Reproductive freedom vs. abortion

By Hendrik van der Breggen
The Carillon, March 8, 2018
Reproductive freedom vs. abortion
What follows is a slightly edited footnote from my book An Enquiry Concerning Human Abortion, written thirty-something years ago. The truth of this footnote remains relevant for us today.

As Canadians know, in October of 1986 abortionist Henry Morgentaler appeared before the Supreme Court of Canada in his campaign against then-extant abortion law. As Canadians may also know, on the opening day of his appeal Dr. Morgentaler expressed his position with these words: “I hope the Supreme Court will grant reproductive freedom to Canadian women and the ability for doctors to provide good medical care” (Maclean’s, October 20, 1985).

As Canadians may not know, Dr. Morgentaler’s position is ludicrous.

Since a human being is reproduced at the onset of pregnancy, the fact remains that the decision/choice to reproduce is made, unwittingly or wittingly, before the occurrence of pregnancy.

Now think about this: Because abortion destroys human beings after the freedom to reproduce has been exercised, and because (according to the Hippocratic Oath and the Declaration of Geneva) good medical care entails the preservation of human life rather than its destruction—and because the Canadian Supreme Court did not and does not curtail the reproductive freedom of Canadian women by legislatively enforcing the use of chastity belts and/or contraceptive measures—it is quite correct to conclude that Dr. Morgentaler has confused the freedom to reproduce with the freedom to kill. He equates “good medical care” with medical expertise in killing.
▬▬▬▬▬▬▬▬▬▬
- Brief A: Translate this sentence from the column on reproductive freedom into Spanish: "As Canadians may not know, Dr. Morgentaler’s position is ludicrous."
- Brief B: Summarize the column on reproductive freedom in two sentences.
The material that comes next is separate from the column and is not covered by the column's content.
▬▬▬▬▬▬▬▬▬▬
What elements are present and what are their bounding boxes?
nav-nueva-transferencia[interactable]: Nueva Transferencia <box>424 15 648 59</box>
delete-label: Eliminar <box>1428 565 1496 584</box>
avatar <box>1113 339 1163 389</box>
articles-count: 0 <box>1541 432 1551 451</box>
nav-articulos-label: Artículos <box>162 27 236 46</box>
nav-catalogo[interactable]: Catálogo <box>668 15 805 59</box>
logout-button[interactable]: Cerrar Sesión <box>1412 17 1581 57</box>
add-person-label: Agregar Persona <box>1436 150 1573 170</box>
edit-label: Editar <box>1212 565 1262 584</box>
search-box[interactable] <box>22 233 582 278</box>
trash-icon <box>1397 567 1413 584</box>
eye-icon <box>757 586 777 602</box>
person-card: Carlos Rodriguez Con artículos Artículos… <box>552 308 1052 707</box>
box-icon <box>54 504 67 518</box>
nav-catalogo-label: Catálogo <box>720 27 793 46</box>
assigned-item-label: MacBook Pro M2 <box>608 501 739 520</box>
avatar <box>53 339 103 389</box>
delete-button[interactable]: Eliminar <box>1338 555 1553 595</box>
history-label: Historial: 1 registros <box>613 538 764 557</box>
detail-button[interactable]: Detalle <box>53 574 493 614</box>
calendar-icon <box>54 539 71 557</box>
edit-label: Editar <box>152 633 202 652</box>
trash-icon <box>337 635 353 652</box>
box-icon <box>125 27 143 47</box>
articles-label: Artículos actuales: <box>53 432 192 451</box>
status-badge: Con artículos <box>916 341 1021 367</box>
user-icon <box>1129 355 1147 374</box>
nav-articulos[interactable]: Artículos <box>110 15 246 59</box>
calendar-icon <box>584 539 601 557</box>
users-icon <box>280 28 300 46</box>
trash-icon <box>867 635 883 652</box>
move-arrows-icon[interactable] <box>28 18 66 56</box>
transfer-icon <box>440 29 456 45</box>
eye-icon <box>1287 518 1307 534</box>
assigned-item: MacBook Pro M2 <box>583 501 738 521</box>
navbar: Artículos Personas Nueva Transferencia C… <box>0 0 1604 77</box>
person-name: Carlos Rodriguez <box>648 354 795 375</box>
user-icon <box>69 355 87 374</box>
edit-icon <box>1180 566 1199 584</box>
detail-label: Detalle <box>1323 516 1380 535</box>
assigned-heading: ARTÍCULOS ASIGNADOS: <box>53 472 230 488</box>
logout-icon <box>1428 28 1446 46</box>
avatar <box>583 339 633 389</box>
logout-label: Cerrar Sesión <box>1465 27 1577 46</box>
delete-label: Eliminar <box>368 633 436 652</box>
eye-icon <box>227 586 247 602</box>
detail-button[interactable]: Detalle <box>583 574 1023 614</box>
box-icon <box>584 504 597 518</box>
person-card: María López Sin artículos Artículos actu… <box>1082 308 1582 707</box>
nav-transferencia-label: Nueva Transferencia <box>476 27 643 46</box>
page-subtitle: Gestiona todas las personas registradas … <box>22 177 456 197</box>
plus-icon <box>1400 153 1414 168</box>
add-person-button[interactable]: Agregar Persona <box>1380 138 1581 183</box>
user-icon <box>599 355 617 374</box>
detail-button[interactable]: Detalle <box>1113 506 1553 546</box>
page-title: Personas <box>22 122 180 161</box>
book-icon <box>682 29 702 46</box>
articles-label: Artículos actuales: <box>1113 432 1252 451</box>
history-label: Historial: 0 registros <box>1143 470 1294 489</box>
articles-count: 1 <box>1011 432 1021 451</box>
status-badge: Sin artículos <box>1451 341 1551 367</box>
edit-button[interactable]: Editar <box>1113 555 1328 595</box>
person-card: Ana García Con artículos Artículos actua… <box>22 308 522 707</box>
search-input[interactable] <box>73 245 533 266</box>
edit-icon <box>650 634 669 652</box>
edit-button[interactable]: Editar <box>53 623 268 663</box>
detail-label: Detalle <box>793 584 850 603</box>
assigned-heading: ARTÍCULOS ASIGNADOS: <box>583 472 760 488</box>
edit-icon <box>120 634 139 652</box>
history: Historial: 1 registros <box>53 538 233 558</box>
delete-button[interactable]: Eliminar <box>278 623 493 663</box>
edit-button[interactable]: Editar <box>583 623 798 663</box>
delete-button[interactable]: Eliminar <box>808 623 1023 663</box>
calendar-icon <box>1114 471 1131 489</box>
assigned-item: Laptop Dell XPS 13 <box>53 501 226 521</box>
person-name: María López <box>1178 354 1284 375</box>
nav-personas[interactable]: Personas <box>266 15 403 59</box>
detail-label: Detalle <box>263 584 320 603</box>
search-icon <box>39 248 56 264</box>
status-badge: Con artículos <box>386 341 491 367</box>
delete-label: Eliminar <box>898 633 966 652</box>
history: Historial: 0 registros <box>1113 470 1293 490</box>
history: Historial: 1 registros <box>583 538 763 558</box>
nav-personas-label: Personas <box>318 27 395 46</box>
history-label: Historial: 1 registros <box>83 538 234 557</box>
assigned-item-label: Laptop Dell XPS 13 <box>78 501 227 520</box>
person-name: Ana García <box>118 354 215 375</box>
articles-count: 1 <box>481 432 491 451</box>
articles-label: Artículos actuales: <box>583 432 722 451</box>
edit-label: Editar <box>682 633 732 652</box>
▬▬▬▬▬▬▬▬▬▬
- Your solution A: Como tal vez no sepan los canadienses, la postura del Dr. Morgentaler es absurda.

- Your solution B: In a slightly edited footnote from his book An Enquiry Concerning Human Abortion, Hendrik van der Breggen responds to Henry Morgentaler's stated hope, at his appeal before the Supreme Court of Canada, that the court would grant Canadian women reproductive freedom and let doctors provide good medical care. Van der Breggen argues that a human being is reproduced at the onset of pregnancy, so abortion destroys human beings after the freedom to reproduce has been exercised, and he concludes that Morgentaler confused the freedom to reproduce with the freedom to kill and equated good medical care with expertise in killing.